── Material supplied ──

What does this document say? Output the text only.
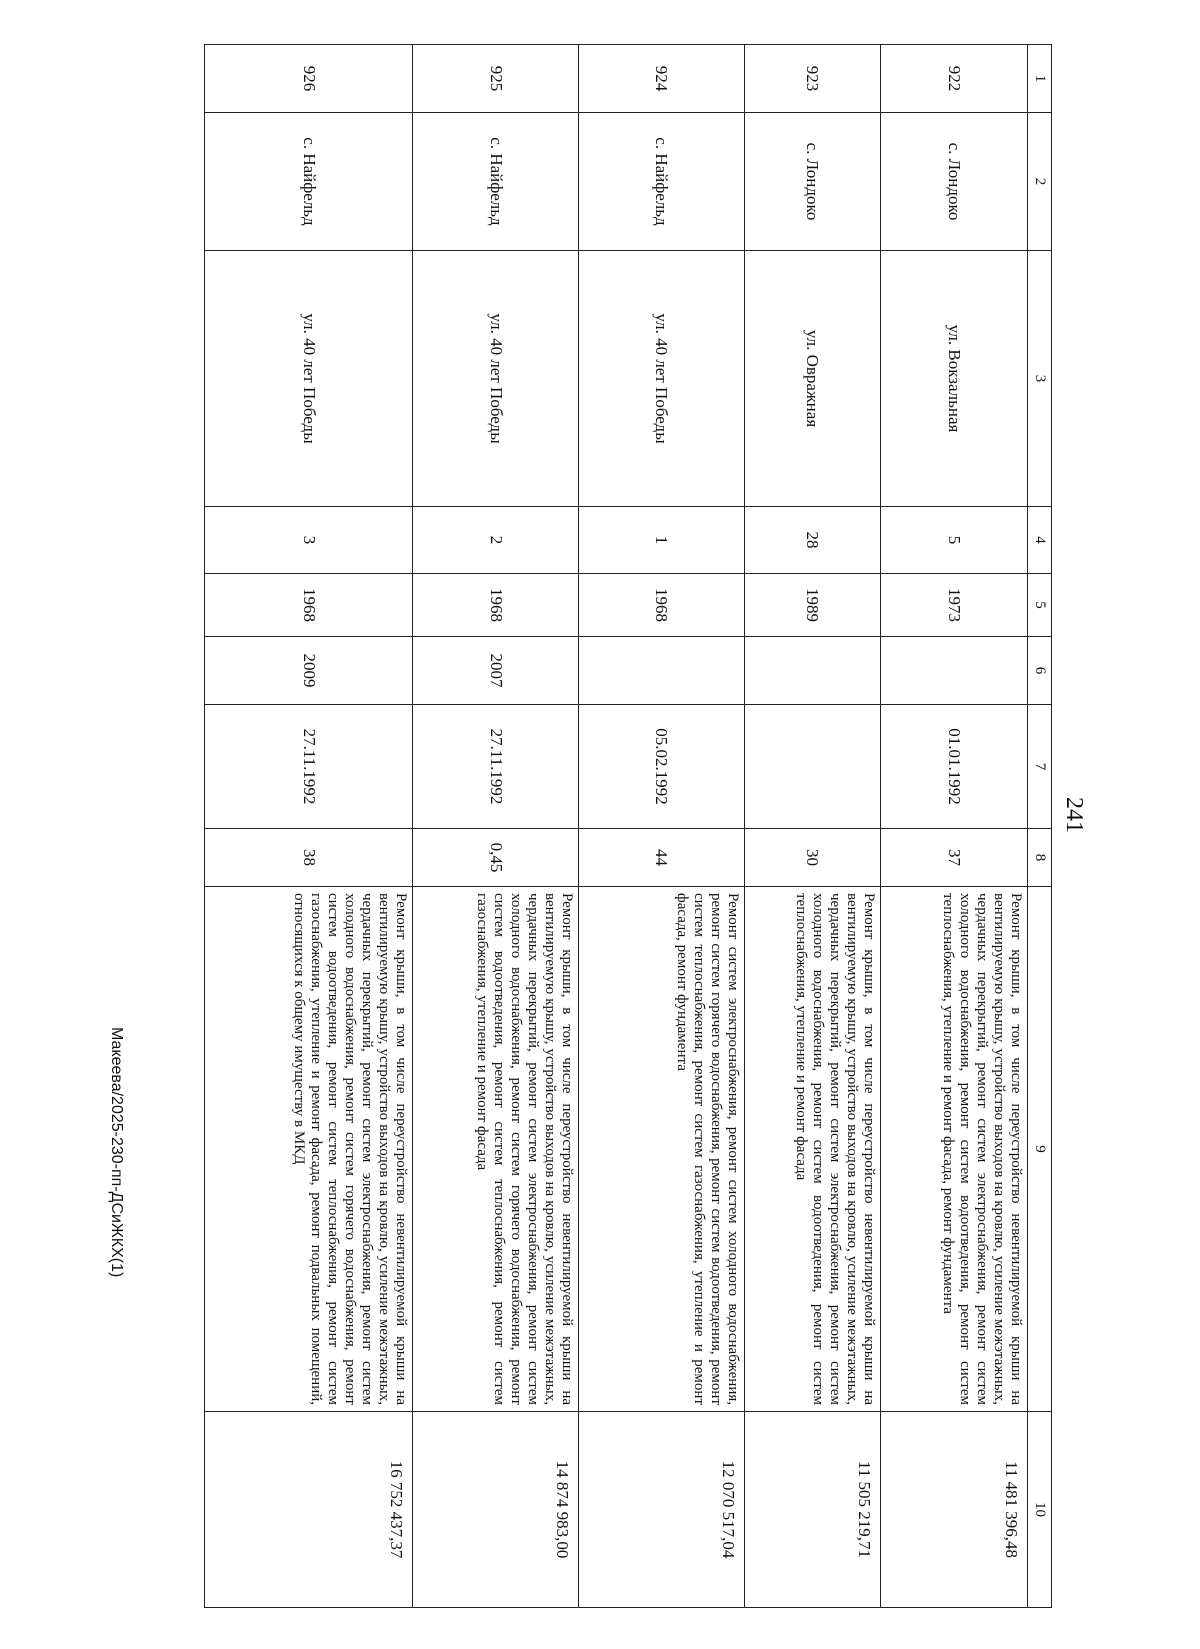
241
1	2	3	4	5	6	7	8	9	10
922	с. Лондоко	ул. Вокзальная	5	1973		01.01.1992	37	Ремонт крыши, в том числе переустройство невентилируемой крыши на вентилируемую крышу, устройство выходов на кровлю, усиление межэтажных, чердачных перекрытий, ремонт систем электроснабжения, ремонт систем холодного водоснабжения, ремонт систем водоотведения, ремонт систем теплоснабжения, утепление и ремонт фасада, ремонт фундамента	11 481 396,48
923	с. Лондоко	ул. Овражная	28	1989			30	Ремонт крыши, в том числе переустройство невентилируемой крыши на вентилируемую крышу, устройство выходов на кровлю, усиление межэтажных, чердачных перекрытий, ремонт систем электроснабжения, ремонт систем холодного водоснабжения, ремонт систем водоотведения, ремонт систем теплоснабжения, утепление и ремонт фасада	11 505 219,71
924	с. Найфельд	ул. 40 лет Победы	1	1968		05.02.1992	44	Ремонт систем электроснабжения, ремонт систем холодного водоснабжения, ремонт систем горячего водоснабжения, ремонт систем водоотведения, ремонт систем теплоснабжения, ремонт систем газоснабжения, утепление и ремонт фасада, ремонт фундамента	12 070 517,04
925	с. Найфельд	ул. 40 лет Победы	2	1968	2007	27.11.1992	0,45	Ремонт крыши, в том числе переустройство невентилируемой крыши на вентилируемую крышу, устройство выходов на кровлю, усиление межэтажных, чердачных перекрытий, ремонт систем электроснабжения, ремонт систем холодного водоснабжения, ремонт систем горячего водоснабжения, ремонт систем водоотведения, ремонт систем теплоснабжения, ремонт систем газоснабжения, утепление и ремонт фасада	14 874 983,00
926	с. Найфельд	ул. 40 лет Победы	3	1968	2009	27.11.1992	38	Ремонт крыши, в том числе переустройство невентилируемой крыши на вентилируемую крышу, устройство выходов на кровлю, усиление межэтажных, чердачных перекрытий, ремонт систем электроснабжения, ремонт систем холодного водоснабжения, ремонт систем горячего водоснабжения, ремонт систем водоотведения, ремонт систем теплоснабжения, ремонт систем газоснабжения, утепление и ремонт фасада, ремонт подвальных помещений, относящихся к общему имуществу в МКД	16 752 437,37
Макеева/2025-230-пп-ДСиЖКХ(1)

───

• _Work to be completed_
Leave out the pictures, and give all the records again exactly.

• _Full response_
What does this document say? Output the text only.
241
1	2	3	4	5	6	7	8	9	10
922	с. Лондоко	ул. Вокзальная	5	1973		01.01.1992	37	Ремонт крыши, в том числе переустройство невентилируемой крыши на вентилируемую крышу, устройство выходов на кровлю, усиление межэтажных, чердачных перекрытий, ремонт систем электроснабжения, ремонт систем холодного водоснабжения, ремонт систем водоотведения, ремонт систем теплоснабжения, утепление и ремонт фасада, ремонт фундамента	11 481 396,48
923	с. Лондоко	ул. Овражная	28	1989			30	Ремонт крыши, в том числе переустройство невентилируемой крыши на вентилируемую крышу, устройство выходов на кровлю, усиление межэтажных, чердачных перекрытий, ремонт систем электроснабжения, ремонт систем холодного водоснабжения, ремонт систем водоотведения, ремонт систем теплоснабжения, утепление и ремонт фасада	11 505 219,71
924	с. Найфельд	ул. 40 лет Победы	1	1968		05.02.1992	44	Ремонт систем электроснабжения, ремонт систем холодного водоснабжения, ремонт систем горячего водоснабжения, ремонт систем водоотведения, ремонт систем теплоснабжения, ремонт систем газоснабжения, утепление и ремонт фасада, ремонт фундамента	12 070 517,04
925	с. Найфельд	ул. 40 лет Победы	2	1968	2007	27.11.1992	0,45	Ремонт крыши, в том числе переустройство невентилируемой крыши на вентилируемую крышу, устройство выходов на кровлю, усиление межэтажных, чердачных перекрытий, ремонт систем электроснабжения, ремонт систем холодного водоснабжения, ремонт систем горячего водоснабжения, ремонт систем водоотведения, ремонт систем теплоснабжения, ремонт систем газоснабжения, утепление и ремонт фасада	14 874 983,00
926	с. Найфельд	ул. 40 лет Победы	3	1968	2009	27.11.1992	38	Ремонт крыши, в том числе переустройство невентилируемой крыши на вентилируемую крышу, устройство выходов на кровлю, усиление межэтажных, чердачных перекрытий, ремонт систем электроснабжения, ремонт систем холодного водоснабжения, ремонт систем горячего водоснабжения, ремонт систем водоотведения, ремонт систем теплоснабжения, ремонт систем газоснабжения, утепление и ремонт фасада, ремонт подвальных помещений, относящихся к общему имуществу в МКД	16 752 437,37
Макеева/2025-230-пп-ДСиЖКХ(1)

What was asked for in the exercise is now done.